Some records

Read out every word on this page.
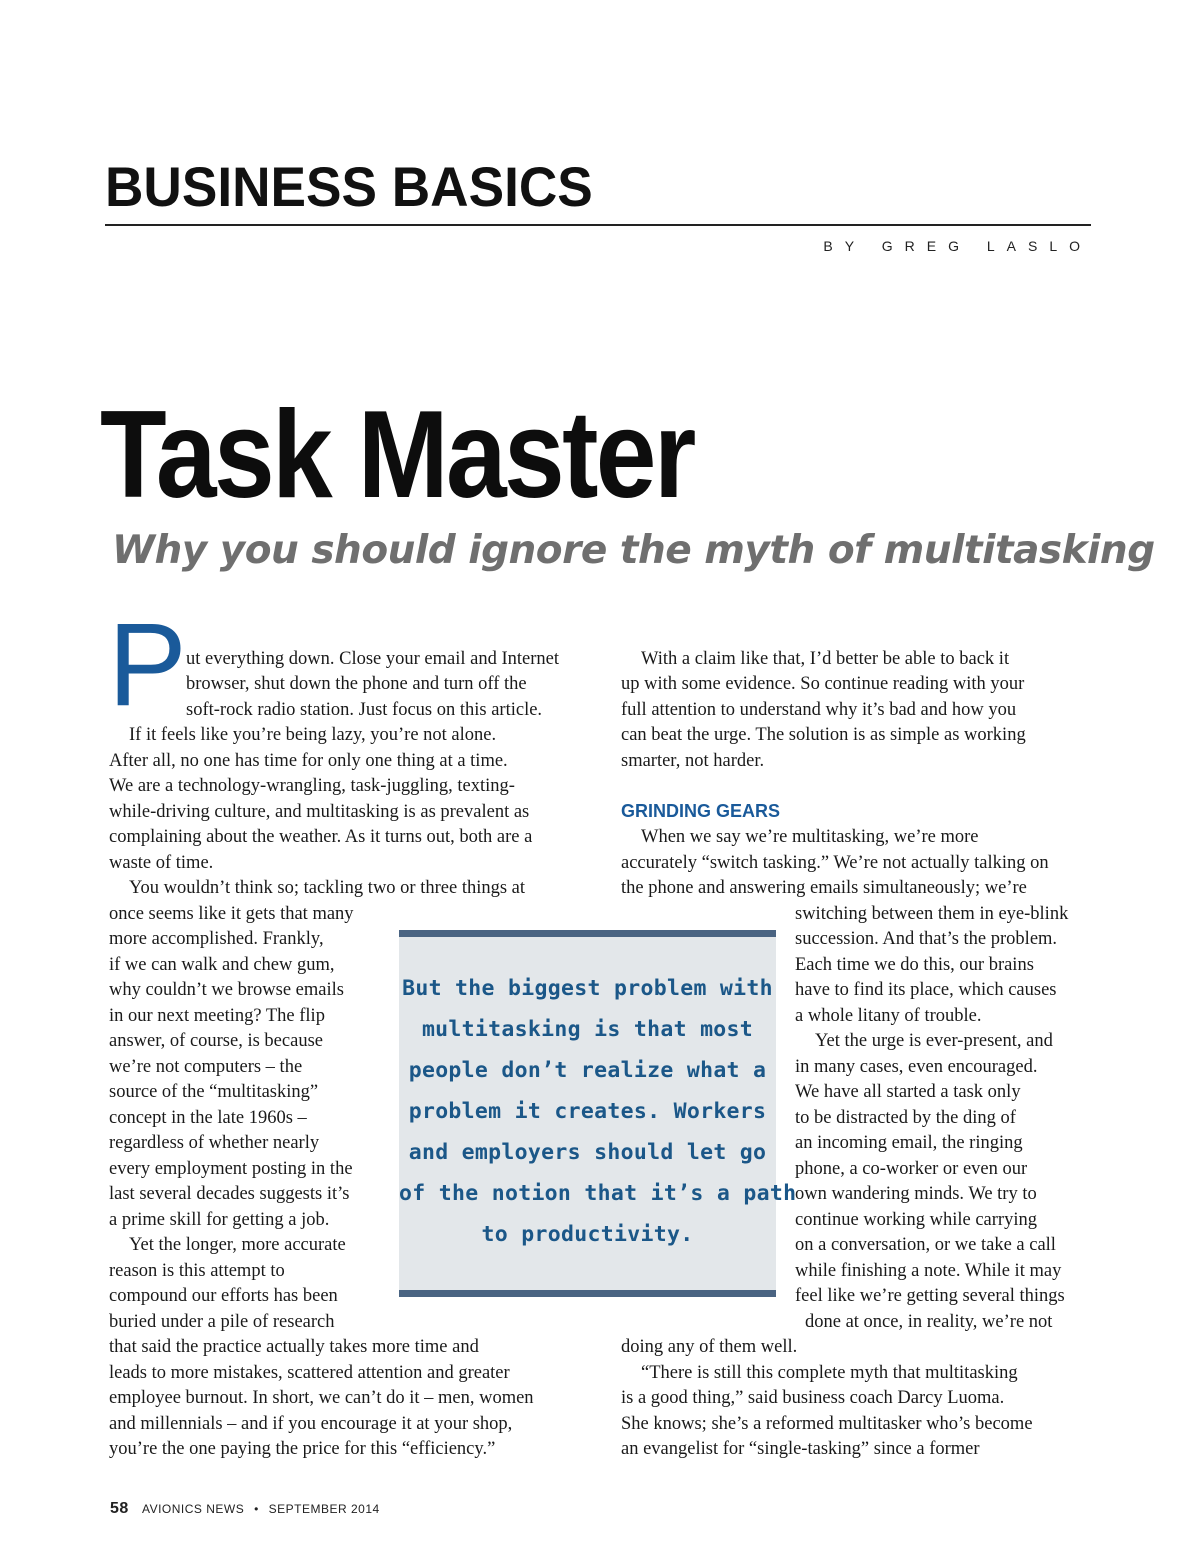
BUSINESS BASICS
BY GREG LASLO
Task Master
Why you should ignore the myth of multitasking
P ut everything down. Close your email and Internet
browser, shut down the phone and turn off the
soft-rock radio station. Just focus on this article.
If it feels like you’re being lazy, you’re not alone.
After all, no one has time for only one thing at a time.
We are a technology-wrangling, task-juggling, texting-
while-driving culture, and multitasking is as prevalent as
complaining about the weather. As it turns out, both are a
waste of time.
You wouldn’t think so; tackling two or three things at
once seems like it gets that many
more accomplished. Frankly,
if we can walk and chew gum,
why couldn’t we browse emails
in our next meeting? The flip
answer, of course, is because
we’re not computers – the
source of the “multitasking”
concept in the late 1960s –
regardless of whether nearly
every employment posting in the
last several decades suggests it’s
a prime skill for getting a job.
Yet the longer, more accurate
reason is this attempt to
compound our efforts has been
buried under a pile of research
that said the practice actually takes more time and
leads to more mistakes, scattered attention and greater
employee burnout. In short, we can’t do it – men, women
and millennials – and if you encourage it at your shop,
you’re the one paying the price for this “efficiency.”
With a claim like that, I’d better be able to back it
up with some evidence. So continue reading with your
full attention to understand why it’s bad and how you
can beat the urge. The solution is as simple as working
smarter, not harder.
GRINDING GEARS
When we say we’re multitasking, we’re more
accurately “switch tasking.” We’re not actually talking on
the phone and answering emails simultaneously; we’re
switching between them in eye-blink
succession. And that’s the problem.
Each time we do this, our brains
have to find its place, which causes
a whole litany of trouble.
Yet the urge is ever-present, and
in many cases, even encouraged.
We have all started a task only
to be distracted by the ding of
an incoming email, the ringing
phone, a co-worker or even our
own wandering minds. We try to
continue working while carrying
on a conversation, or we take a call
while finishing a note. While it may
feel like we’re getting several things
done at once, in reality, we’re not
doing any of them well.
“There is still this complete myth that multitasking
is a good thing,” said business coach Darcy Luoma.
She knows; she’s a reformed multitasker who’s become
an evangelist for “single-tasking” since a former
But the biggest problem with
multitasking is that most
people don’t realize what a
problem it creates. Workers
and employers should let go
of the notion that it’s a path
to productivity.
58 AVIONICS NEWS • SEPTEMBER 2014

Problem description
Of the lines in the material above, state how many contain the string "time"; give no other text.

Task result
4